Some records:
## Start
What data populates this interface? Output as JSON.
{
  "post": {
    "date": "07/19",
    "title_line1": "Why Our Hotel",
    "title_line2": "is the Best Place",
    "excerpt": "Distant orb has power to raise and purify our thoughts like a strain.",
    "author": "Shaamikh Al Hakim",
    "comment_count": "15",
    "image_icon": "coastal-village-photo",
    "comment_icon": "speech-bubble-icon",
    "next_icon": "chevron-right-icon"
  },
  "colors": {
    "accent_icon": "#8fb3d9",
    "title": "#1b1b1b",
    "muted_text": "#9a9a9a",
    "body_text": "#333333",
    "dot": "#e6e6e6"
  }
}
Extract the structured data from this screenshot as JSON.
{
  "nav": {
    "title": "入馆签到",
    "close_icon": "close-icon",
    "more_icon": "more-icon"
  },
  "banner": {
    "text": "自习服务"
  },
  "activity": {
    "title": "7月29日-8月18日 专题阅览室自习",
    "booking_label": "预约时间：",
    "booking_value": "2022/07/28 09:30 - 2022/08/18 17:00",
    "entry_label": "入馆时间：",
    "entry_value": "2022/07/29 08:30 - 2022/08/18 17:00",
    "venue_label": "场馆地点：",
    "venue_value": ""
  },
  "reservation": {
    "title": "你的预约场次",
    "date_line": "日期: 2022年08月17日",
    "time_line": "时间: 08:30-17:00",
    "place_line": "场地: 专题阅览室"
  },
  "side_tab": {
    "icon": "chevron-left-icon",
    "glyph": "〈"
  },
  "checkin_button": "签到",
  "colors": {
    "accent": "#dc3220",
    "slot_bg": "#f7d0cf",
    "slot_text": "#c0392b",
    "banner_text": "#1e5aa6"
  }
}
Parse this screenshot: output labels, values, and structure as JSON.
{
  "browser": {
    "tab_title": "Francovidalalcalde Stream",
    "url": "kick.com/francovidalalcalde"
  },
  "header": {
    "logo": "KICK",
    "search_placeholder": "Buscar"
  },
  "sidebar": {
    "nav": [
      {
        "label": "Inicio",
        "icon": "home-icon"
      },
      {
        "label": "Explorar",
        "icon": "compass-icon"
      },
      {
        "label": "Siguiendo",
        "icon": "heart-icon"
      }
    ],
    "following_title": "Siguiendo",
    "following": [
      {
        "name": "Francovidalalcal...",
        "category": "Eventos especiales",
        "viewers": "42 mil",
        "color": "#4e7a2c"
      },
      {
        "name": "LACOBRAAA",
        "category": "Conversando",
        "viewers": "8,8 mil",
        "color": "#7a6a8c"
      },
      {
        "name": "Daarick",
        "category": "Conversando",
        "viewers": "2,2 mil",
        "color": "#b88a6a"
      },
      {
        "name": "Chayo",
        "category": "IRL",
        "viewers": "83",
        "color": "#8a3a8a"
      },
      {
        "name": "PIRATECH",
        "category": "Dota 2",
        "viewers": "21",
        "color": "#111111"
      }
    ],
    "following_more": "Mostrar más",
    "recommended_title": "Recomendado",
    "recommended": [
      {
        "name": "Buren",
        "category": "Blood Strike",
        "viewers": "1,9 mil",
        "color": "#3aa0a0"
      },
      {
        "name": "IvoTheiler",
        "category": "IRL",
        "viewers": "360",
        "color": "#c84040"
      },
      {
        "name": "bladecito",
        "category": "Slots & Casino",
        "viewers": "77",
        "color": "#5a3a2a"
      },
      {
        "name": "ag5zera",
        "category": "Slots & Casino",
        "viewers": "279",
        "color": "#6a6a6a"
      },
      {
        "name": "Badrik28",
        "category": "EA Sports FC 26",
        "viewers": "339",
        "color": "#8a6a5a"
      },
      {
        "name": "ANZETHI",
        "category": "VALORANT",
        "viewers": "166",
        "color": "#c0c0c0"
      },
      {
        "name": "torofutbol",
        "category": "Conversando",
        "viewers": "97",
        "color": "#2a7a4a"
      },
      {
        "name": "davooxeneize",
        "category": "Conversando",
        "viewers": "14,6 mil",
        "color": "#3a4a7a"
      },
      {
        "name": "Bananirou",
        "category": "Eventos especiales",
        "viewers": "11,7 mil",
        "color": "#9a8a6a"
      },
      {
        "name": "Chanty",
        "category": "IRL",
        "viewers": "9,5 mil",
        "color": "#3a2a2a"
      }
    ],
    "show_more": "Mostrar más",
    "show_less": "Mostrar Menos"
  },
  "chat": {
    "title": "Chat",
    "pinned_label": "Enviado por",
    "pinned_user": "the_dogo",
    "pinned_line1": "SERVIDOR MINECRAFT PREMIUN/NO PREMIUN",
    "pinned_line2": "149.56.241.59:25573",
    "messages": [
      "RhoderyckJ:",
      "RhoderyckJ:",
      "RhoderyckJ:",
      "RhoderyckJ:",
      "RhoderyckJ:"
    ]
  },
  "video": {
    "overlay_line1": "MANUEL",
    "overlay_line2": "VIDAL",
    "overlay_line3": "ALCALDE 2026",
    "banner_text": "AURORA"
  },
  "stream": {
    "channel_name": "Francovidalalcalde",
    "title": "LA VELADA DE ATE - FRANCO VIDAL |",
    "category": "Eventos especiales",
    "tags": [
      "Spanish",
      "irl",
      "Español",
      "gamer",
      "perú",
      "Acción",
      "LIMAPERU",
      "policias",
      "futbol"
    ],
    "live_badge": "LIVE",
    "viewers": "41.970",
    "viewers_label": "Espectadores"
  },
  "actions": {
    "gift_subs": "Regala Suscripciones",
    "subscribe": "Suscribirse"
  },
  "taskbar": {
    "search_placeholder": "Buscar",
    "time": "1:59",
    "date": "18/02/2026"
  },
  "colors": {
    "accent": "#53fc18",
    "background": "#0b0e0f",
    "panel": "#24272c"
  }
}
## End
Directions:
Reproduce every line of the material above exactly.

Answer for the task:
What data populates this interface? Output as JSON.
{
  "post": {
    "date": "07/19",
    "title_line1": "Why Our Hotel",
    "title_line2": "is the Best Place",
    "excerpt": "Distant orb has power to raise and purify our thoughts like a strain.",
    "author": "Shaamikh Al Hakim",
    "comment_count": "15",
    "image_icon": "coastal-village-photo",
    "comment_icon": "speech-bubble-icon",
    "next_icon": "chevron-right-icon"
  },
  "colors": {
    "accent_icon": "#8fb3d9",
    "title": "#1b1b1b",
    "muted_text": "#9a9a9a",
    "body_text": "#333333",
    "dot": "#e6e6e6"
  }
}
Extract the structured data from this screenshot as JSON.
{
  "nav": {
    "title": "入馆签到",
    "close_icon": "close-icon",
    "more_icon": "more-icon"
  },
  "banner": {
    "text": "自习服务"
  },
  "activity": {
    "title": "7月29日-8月18日 专题阅览室自习",
    "booking_label": "预约时间：",
    "booking_value": "2022/07/28 09:30 - 2022/08/18 17:00",
    "entry_label": "入馆时间：",
    "entry_value": "2022/07/29 08:30 - 2022/08/18 17:00",
    "venue_label": "场馆地点：",
    "venue_value": ""
  },
  "reservation": {
    "title": "你的预约场次",
    "date_line": "日期: 2022年08月17日",
    "time_line": "时间: 08:30-17:00",
    "place_line": "场地: 专题阅览室"
  },
  "side_tab": {
    "icon": "chevron-left-icon",
    "glyph": "〈"
  },
  "checkin_button": "签到",
  "colors": {
    "accent": "#dc3220",
    "slot_bg": "#f7d0cf",
    "slot_text": "#c0392b",
    "banner_text": "#1e5aa6"
  }
}
Parse this screenshot: output labels, values, and structure as JSON.
{
  "browser": {
    "tab_title": "Francovidalalcalde Stream",
    "url": "kick.com/francovidalalcalde"
  },
  "header": {
    "logo": "KICK",
    "search_placeholder": "Buscar"
  },
  "sidebar": {
    "nav": [
      {
        "label": "Inicio",
        "icon": "home-icon"
      },
      {
        "label": "Explorar",
        "icon": "compass-icon"
      },
      {
        "label": "Siguiendo",
        "icon": "heart-icon"
      }
    ],
    "following_title": "Siguiendo",
    "following": [
      {
        "name": "Francovidalalcal...",
        "category": "Eventos especiales",
        "viewers": "42 mil",
        "color": "#4e7a2c"
      },
      {
        "name": "LACOBRAAA",
        "category": "Conversando",
        "viewers": "8,8 mil",
        "color": "#7a6a8c"
      },
      {
        "name": "Daarick",
        "category": "Conversando",
        "viewers": "2,2 mil",
        "color": "#b88a6a"
      },
      {
        "name": "Chayo",
        "category": "IRL",
        "viewers": "83",
        "color": "#8a3a8a"
      },
      {
        "name": "PIRATECH",
        "category": "Dota 2",
        "viewers": "21",
        "color": "#111111"
      }
    ],
    "following_more": "Mostrar más",
    "recommended_title": "Recomendado",
    "recommended": [
      {
        "name": "Buren",
        "category": "Blood Strike",
        "viewers": "1,9 mil",
        "color": "#3aa0a0"
      },
      {
        "name": "IvoTheiler",
        "category": "IRL",
        "viewers": "360",
        "color": "#c84040"
      },
      {
        "name": "bladecito",
        "category": "Slots & Casino",
        "viewers": "77",
        "color": "#5a3a2a"
      },
      {
        "name": "ag5zera",
        "category": "Slots & Casino",
        "viewers": "279",
        "color": "#6a6a6a"
      },
      {
        "name": "Badrik28",
        "category": "EA Sports FC 26",
        "viewers": "339",
        "color": "#8a6a5a"
      },
      {
        "name": "ANZETHI",
        "category": "VALORANT",
        "viewers": "166",
        "color": "#c0c0c0"
      },
      {
        "name": "torofutbol",
        "category": "Conversando",
        "viewers": "97",
        "color": "#2a7a4a"
      },
      {
        "name": "davooxeneize",
        "category": "Conversando",
        "viewers": "14,6 mil",
        "color": "#3a4a7a"
      },
      {
        "name": "Bananirou",
        "category": "Eventos especiales",
        "viewers": "11,7 mil",
        "color": "#9a8a6a"
      },
      {
        "name": "Chanty",
        "category": "IRL",
        "viewers": "9,5 mil",
        "color": "#3a2a2a"
      }
    ],
    "show_more": "Mostrar más",
    "show_less": "Mostrar Menos"
  },
  "chat": {
    "title": "Chat",
    "pinned_label": "Enviado por",
    "pinned_user": "the_dogo",
    "pinned_line1": "SERVIDOR MINECRAFT PREMIUN/NO PREMIUN",
    "pinned_line2": "149.56.241.59:25573",
    "messages": [
      "RhoderyckJ:",
      "RhoderyckJ:",
      "RhoderyckJ:",
      "RhoderyckJ:",
      "RhoderyckJ:"
    ]
  },
  "video": {
    "overlay_line1": "MANUEL",
    "overlay_line2": "VIDAL",
    "overlay_line3": "ALCALDE 2026",
    "banner_text": "AURORA"
  },
  "stream": {
    "channel_name": "Francovidalalcalde",
    "title": "LA VELADA DE ATE - FRANCO VIDAL |",
    "category": "Eventos especiales",
    "tags": [
      "Spanish",
      "irl",
      "Español",
      "gamer",
      "perú",
      "Acción",
      "LIMAPERU",
      "policias",
      "futbol"
    ],
    "live_badge": "LIVE",
    "viewers": "41.970",
    "viewers_label": "Espectadores"
  },
  "actions": {
    "gift_subs": "Regala Suscripciones",
    "subscribe": "Suscribirse"
  },
  "taskbar": {
    "search_placeholder": "Buscar",
    "time": "1:59",
    "date": "18/02/2026"
  },
  "colors": {
    "accent": "#53fc18",
    "background": "#0b0e0f",
    "panel": "#24272c"
  }
}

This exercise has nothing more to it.